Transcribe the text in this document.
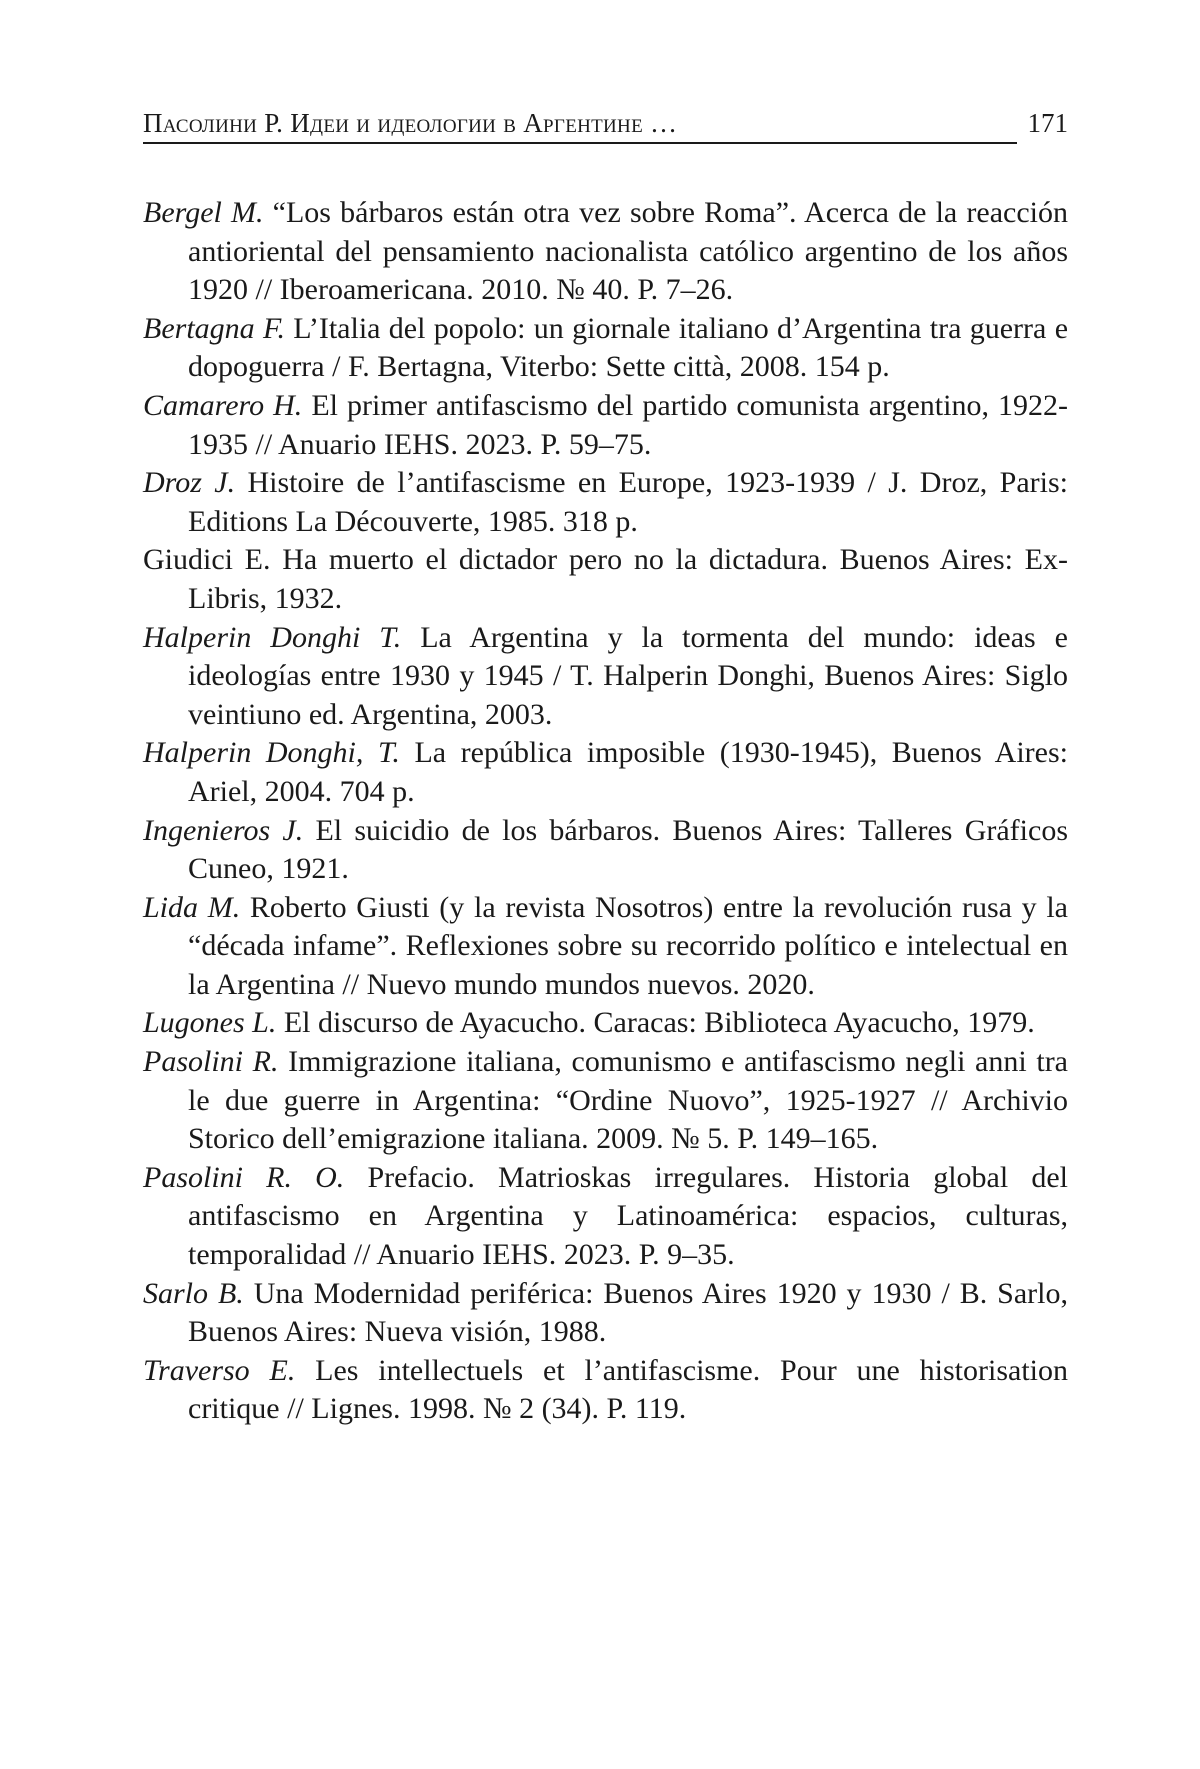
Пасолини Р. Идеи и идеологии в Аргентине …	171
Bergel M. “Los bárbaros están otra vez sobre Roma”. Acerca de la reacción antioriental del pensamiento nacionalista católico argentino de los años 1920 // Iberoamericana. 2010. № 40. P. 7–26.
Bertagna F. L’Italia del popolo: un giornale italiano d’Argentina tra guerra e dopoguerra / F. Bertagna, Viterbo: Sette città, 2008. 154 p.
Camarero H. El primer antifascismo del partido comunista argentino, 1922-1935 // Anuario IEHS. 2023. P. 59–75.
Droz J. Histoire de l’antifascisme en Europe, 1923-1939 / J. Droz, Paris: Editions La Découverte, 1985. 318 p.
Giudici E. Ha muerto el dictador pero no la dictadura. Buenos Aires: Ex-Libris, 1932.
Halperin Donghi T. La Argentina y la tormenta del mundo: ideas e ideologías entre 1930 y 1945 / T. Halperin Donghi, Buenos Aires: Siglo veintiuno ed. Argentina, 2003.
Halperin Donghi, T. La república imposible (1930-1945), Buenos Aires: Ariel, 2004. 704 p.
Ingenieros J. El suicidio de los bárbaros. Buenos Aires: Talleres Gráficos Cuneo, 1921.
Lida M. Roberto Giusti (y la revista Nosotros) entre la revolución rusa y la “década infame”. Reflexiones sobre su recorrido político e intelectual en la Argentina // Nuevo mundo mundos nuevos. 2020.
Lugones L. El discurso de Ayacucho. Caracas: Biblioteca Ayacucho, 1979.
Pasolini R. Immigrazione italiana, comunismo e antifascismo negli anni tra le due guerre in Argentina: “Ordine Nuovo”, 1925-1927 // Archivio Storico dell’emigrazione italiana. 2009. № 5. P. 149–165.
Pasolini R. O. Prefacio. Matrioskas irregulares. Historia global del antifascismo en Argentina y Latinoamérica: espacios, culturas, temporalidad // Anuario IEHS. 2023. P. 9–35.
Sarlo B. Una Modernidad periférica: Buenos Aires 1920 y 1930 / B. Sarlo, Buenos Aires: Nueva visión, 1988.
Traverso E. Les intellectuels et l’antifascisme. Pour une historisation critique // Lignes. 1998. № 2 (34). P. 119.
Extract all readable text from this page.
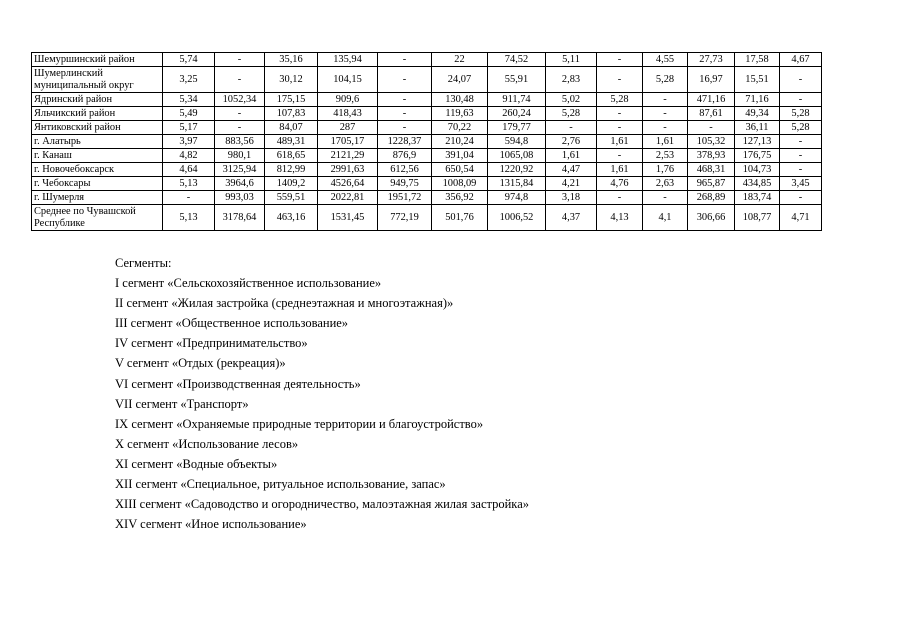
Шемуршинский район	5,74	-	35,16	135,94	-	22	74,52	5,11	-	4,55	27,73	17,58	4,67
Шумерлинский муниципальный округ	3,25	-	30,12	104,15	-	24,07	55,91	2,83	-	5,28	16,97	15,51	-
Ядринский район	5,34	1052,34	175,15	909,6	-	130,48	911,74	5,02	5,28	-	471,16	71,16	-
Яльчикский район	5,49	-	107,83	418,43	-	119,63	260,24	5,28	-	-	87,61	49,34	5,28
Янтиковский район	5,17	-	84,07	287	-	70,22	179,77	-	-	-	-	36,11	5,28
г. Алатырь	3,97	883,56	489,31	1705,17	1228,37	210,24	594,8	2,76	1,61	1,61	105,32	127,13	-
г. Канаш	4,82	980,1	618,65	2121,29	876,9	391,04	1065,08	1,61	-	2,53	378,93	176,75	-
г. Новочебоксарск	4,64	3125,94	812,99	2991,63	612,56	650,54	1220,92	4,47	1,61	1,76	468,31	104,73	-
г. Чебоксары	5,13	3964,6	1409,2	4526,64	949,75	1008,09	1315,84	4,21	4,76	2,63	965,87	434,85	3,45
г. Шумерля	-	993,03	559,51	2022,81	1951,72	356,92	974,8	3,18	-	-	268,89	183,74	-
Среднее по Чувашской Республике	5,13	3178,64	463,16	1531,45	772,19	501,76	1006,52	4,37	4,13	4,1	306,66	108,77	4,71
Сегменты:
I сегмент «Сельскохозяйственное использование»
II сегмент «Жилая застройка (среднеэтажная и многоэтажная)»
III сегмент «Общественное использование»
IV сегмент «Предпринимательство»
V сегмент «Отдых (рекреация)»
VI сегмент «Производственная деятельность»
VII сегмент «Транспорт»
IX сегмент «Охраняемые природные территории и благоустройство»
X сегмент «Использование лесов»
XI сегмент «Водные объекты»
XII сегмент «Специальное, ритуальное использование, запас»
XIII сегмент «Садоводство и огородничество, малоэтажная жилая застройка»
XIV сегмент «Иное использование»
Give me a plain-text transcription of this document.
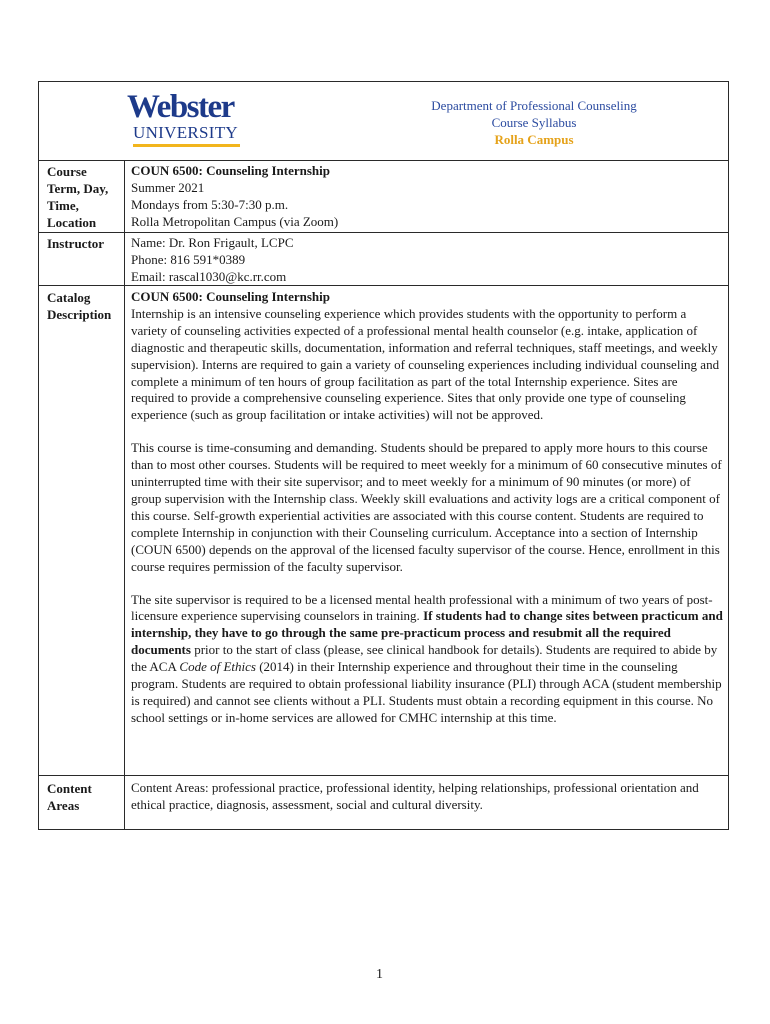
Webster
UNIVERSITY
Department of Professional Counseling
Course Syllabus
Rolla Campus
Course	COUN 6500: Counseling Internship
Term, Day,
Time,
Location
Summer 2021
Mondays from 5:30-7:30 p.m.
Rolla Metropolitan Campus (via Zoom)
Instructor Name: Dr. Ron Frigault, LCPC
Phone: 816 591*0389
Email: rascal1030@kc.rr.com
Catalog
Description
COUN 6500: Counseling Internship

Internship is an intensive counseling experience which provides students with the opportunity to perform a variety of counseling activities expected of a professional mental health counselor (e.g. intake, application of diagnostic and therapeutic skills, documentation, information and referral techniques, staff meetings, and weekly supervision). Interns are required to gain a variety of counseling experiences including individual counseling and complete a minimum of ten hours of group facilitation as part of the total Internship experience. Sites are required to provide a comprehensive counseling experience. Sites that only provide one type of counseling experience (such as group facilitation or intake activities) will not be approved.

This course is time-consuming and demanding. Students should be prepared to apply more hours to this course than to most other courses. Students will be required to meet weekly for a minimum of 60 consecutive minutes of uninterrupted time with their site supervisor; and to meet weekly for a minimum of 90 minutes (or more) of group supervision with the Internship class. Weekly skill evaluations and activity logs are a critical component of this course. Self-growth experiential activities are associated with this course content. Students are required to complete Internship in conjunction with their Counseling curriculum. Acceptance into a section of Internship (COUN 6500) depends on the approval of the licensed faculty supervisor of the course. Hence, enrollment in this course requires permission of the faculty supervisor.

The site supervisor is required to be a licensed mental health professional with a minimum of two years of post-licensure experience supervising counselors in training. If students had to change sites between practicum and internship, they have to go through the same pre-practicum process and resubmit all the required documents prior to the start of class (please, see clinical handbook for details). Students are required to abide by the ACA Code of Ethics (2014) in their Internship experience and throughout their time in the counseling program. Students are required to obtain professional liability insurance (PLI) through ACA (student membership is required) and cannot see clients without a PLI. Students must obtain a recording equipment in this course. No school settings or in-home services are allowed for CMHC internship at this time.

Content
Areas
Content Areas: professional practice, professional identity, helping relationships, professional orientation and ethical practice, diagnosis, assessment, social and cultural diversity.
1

—————

Return all lines containing "Campus".

• **Output for this exercise**:
Rolla Campus
Rolla Metropolitan Campus (via Zoom)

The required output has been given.